What needs to be done:
Which lines hold the word "Equipment"? Show each of them.

— START OF Dataset rows —

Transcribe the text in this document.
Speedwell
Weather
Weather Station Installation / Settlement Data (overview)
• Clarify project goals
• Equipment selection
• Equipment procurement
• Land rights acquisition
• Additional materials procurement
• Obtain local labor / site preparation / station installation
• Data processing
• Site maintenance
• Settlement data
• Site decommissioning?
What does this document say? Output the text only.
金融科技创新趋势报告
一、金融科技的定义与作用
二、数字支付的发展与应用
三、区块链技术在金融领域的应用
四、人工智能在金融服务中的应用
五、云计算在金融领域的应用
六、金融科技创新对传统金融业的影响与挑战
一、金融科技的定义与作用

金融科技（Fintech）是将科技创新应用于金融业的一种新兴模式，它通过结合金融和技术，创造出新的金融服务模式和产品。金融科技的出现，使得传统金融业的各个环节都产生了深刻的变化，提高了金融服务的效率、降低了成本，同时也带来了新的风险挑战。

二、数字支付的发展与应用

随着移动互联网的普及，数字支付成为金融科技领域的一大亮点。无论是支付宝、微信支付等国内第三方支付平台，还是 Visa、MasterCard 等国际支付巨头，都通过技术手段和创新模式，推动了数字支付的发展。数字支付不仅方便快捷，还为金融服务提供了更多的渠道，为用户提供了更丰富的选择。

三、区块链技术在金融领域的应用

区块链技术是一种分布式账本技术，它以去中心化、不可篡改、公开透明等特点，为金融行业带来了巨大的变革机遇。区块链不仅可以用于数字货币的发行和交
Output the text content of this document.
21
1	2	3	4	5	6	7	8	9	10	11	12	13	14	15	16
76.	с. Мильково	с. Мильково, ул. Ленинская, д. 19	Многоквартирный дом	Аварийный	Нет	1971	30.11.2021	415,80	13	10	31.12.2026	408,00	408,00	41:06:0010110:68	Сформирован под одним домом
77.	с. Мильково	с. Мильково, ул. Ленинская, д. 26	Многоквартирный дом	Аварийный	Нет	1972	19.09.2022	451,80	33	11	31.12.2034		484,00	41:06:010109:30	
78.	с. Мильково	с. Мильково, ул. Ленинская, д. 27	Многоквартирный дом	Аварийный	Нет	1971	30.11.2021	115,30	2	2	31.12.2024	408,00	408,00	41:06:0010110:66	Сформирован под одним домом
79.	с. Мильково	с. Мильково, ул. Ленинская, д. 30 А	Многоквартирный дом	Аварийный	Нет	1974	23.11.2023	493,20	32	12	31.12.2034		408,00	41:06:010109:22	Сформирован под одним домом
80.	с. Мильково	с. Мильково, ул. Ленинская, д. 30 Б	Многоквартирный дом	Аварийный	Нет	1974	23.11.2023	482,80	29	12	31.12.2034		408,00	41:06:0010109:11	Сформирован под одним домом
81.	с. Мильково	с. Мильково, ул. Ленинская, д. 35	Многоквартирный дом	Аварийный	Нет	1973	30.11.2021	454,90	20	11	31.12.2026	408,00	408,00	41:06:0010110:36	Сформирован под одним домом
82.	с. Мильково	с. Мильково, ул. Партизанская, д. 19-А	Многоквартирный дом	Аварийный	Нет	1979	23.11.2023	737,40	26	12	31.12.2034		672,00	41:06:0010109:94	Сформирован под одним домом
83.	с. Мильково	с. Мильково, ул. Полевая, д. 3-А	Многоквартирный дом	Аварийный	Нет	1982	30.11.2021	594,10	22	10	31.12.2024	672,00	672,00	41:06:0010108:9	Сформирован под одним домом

— END OF Dataset rows —

Final result:
• Equipment selection
• Equipment procurement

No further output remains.